**SHORT TASK:** Return the count of lines with the string "ministre" in them, and nothing else.

**DATA SUPPLIED:**

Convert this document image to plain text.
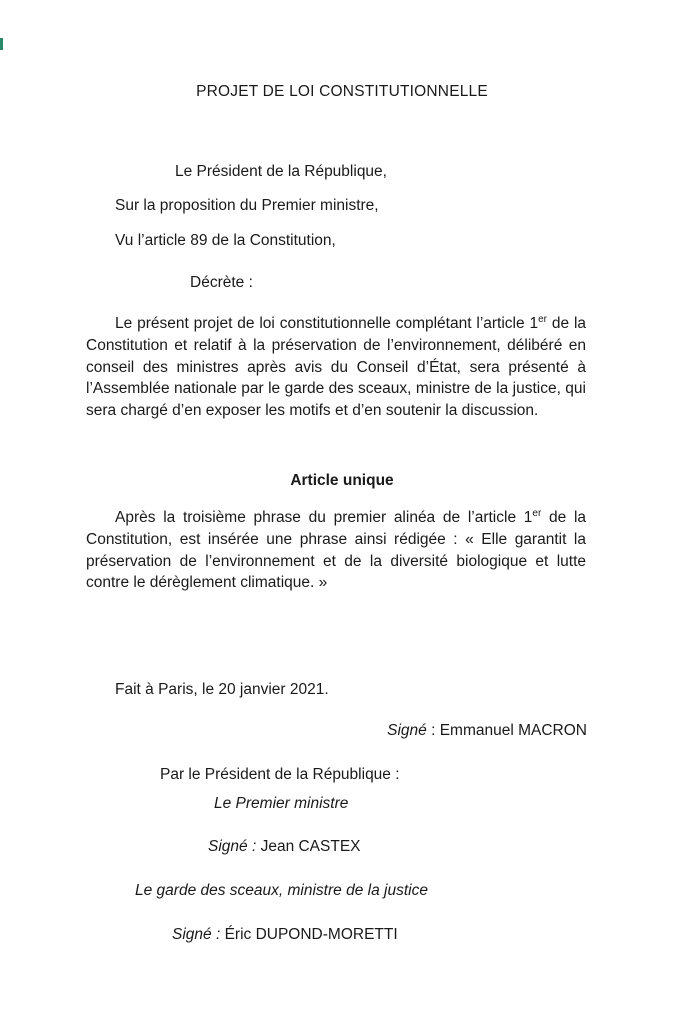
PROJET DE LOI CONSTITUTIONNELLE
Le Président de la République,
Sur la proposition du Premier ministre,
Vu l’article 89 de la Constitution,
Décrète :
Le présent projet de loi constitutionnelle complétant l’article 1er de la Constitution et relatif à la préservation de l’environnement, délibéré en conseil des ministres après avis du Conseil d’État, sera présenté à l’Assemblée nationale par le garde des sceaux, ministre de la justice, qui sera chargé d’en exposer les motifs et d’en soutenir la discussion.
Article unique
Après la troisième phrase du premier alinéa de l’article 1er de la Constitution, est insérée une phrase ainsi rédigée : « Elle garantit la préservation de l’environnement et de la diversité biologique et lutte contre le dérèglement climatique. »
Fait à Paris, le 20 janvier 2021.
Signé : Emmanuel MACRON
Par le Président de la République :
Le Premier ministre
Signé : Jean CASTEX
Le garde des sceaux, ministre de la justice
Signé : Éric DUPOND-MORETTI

**WORKED SOLUTION:** 4